> [SHORT EXERCISE] A line counts if it contains the string "this"; say how many such lines there are, giving only the number.
··· EXTRACTED INFORMATION
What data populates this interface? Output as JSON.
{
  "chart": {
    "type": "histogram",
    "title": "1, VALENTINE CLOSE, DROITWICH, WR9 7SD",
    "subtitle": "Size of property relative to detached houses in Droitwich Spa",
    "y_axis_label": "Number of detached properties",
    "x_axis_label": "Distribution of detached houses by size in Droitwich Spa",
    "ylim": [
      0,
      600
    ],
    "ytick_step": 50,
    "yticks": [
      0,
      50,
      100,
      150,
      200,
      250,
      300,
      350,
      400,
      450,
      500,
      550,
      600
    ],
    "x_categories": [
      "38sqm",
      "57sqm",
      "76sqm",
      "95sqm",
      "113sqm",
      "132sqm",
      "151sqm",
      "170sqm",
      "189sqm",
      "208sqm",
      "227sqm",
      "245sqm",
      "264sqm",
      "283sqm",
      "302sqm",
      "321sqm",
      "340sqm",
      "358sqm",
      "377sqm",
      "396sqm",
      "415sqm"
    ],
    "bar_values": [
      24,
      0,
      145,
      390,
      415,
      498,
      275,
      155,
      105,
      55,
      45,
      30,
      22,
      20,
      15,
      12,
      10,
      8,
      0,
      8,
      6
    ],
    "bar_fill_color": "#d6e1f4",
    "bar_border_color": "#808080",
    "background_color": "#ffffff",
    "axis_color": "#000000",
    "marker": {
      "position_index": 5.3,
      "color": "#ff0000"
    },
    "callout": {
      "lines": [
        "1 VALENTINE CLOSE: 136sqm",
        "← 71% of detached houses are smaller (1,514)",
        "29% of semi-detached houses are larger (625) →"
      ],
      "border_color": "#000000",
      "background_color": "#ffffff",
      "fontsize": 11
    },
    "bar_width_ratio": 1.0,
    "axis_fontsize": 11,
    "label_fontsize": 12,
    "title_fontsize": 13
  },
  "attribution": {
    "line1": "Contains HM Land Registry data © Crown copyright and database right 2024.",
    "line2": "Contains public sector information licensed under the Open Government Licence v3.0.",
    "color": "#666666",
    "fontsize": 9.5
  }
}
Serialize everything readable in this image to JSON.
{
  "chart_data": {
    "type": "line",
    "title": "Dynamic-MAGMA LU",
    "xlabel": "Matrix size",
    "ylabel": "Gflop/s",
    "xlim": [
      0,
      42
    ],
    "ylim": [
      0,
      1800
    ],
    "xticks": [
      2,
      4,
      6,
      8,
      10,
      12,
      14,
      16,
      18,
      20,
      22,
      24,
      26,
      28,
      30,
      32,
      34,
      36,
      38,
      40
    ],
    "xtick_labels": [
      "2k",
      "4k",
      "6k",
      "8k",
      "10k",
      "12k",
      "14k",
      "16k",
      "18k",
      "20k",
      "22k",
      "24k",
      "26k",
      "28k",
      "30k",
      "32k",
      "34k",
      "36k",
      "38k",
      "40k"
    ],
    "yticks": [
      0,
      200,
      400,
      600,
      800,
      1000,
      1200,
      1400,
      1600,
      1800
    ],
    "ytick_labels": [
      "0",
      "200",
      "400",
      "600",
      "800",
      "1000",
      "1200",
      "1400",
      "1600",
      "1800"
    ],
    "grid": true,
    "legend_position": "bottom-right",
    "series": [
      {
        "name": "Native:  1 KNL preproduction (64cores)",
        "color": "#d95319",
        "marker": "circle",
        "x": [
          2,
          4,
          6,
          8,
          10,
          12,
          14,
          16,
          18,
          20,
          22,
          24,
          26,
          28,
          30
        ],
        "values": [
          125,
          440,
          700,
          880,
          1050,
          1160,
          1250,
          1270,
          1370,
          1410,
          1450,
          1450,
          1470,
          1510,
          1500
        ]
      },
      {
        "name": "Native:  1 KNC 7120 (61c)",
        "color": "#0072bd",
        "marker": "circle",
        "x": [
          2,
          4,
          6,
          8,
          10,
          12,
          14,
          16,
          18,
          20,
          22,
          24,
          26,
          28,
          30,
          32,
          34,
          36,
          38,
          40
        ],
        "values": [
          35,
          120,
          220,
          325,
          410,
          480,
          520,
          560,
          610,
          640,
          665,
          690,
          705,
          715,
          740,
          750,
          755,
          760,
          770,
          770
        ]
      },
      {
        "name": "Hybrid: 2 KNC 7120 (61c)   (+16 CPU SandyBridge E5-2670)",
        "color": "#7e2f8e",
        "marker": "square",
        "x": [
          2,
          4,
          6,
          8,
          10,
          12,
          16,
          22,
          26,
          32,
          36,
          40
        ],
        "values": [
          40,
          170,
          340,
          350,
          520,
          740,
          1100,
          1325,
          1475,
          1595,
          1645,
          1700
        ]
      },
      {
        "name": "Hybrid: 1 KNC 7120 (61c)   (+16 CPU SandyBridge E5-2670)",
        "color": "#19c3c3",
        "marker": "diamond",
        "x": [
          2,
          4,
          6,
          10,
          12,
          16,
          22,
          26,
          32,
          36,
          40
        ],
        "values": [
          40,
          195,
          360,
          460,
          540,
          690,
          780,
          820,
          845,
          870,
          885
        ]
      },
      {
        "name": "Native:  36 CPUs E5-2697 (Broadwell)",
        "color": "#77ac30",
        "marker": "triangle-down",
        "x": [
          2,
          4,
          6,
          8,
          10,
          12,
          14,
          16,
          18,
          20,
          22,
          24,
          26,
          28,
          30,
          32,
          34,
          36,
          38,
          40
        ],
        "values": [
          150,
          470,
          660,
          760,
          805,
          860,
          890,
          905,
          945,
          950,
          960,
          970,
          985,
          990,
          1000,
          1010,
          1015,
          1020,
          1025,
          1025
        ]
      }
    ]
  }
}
······
> [SOLUTION TO THE EXERCISE] 2